Required task:
Lay out the lines of the records below as a JSON list of strings, one string per line, leaving out blank lines. Begin at the line that contains "bar bbox=[110, 217, 452, 229]" and stop after the line that contains "bar bbox=[110, 261, 197, 273]".

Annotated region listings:
· · · · ·
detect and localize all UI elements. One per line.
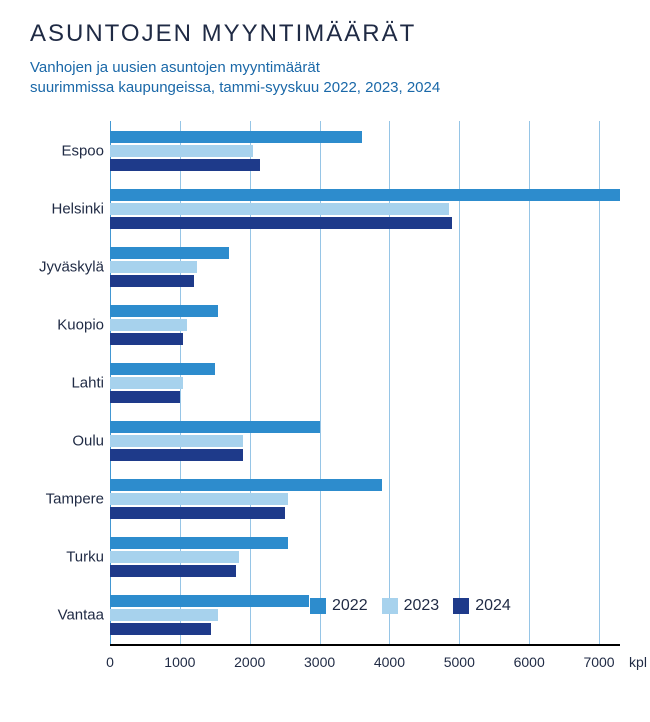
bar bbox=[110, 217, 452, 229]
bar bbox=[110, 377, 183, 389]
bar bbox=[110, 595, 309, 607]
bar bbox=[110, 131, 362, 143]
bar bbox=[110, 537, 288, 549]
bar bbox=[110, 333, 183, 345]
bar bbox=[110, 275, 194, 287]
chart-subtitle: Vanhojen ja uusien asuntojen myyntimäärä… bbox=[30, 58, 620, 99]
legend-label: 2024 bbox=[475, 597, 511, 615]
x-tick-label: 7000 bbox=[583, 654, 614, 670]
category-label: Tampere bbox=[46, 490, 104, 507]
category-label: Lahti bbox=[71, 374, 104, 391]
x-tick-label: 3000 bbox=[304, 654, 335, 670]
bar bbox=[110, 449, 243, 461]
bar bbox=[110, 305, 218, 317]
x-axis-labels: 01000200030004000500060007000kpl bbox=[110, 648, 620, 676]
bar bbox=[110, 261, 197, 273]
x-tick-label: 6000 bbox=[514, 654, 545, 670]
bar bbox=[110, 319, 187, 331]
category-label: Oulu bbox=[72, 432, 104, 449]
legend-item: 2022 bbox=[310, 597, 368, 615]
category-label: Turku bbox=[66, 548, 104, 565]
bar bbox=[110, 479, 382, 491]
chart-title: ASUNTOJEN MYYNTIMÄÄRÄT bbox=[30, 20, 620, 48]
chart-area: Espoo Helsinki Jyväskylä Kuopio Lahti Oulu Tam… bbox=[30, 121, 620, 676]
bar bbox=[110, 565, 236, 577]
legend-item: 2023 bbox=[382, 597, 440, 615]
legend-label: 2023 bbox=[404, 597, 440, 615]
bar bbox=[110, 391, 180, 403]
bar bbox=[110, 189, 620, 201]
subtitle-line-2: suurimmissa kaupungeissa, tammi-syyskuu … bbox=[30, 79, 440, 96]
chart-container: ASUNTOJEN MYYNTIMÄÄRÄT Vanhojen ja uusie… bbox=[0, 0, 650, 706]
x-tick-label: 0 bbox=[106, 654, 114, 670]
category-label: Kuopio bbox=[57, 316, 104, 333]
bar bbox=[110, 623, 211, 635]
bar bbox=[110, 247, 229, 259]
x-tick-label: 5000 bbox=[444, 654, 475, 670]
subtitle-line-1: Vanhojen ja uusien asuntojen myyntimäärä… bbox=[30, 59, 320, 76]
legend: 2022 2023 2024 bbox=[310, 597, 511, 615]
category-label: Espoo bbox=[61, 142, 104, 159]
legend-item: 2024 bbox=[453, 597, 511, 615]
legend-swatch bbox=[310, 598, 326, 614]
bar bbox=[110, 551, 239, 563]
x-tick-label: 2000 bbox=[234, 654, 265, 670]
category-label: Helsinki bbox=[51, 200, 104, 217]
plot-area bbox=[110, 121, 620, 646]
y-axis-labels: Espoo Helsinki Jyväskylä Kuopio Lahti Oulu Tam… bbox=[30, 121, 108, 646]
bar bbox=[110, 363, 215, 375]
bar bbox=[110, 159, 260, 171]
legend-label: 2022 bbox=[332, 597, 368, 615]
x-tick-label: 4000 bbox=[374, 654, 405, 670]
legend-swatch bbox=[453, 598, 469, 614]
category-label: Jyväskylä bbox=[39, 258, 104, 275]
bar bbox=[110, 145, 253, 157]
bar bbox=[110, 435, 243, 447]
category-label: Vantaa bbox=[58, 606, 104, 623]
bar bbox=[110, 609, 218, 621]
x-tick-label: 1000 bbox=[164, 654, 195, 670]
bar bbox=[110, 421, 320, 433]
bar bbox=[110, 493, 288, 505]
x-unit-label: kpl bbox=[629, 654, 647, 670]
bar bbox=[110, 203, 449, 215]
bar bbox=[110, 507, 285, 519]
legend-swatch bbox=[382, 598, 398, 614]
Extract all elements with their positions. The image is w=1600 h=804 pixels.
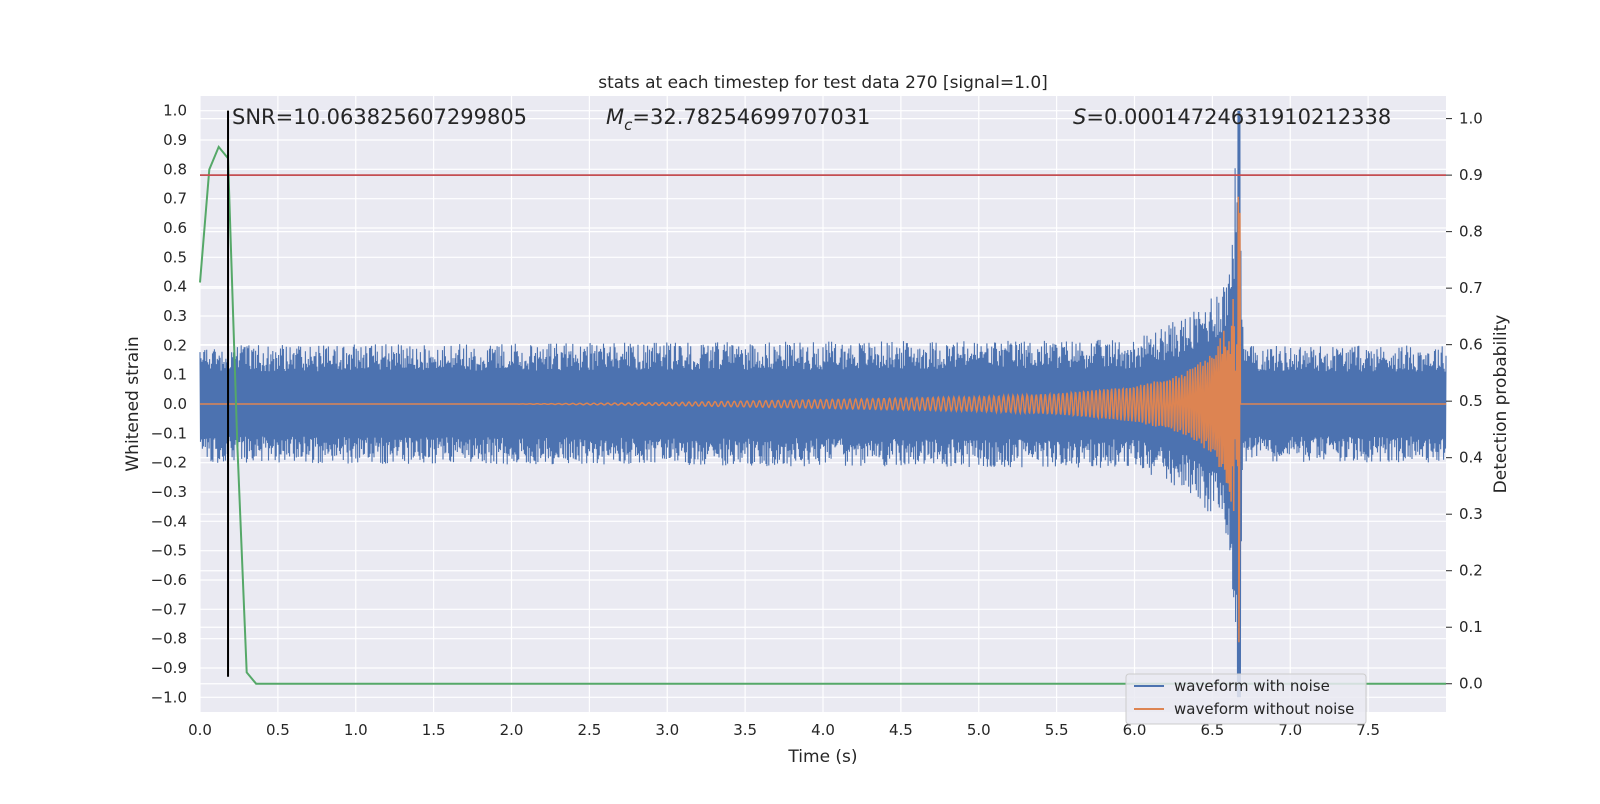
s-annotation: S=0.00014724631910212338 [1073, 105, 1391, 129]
· · · · ·
Task solution:
[
  "bar bbox=[110, 217, 452, 229]",
  "bar bbox=[110, 377, 183, 389]",
  "bar bbox=[110, 595, 309, 607]",
  "bar bbox=[110, 131, 362, 143]",
  "bar bbox=[110, 537, 288, 549]",
  "bar bbox=[110, 333, 183, 345]",
  "bar bbox=[110, 275, 194, 287]",
  "chart-subtitle: Vanhojen ja uusien asuntojen myyntimäärä… bbox=[30, 58, 620, 99]",
  "legend-label: 2024 bbox=[475, 597, 511, 615]",
  "x-tick-label: 7000 bbox=[583, 654, 614, 670]",
  "category-label: Tampere bbox=[46, 490, 104, 507]",
  "category-label: Lahti bbox=[71, 374, 104, 391]",
  "x-tick-label: 3000 bbox=[304, 654, 335, 670]",
  "bar bbox=[110, 449, 243, 461]",
  "bar bbox=[110, 305, 218, 317]",
  "x-axis-labels: 01000200030004000500060007000kpl bbox=[110, 648, 620, 676]",
  "bar bbox=[110, 261, 197, 273]"
]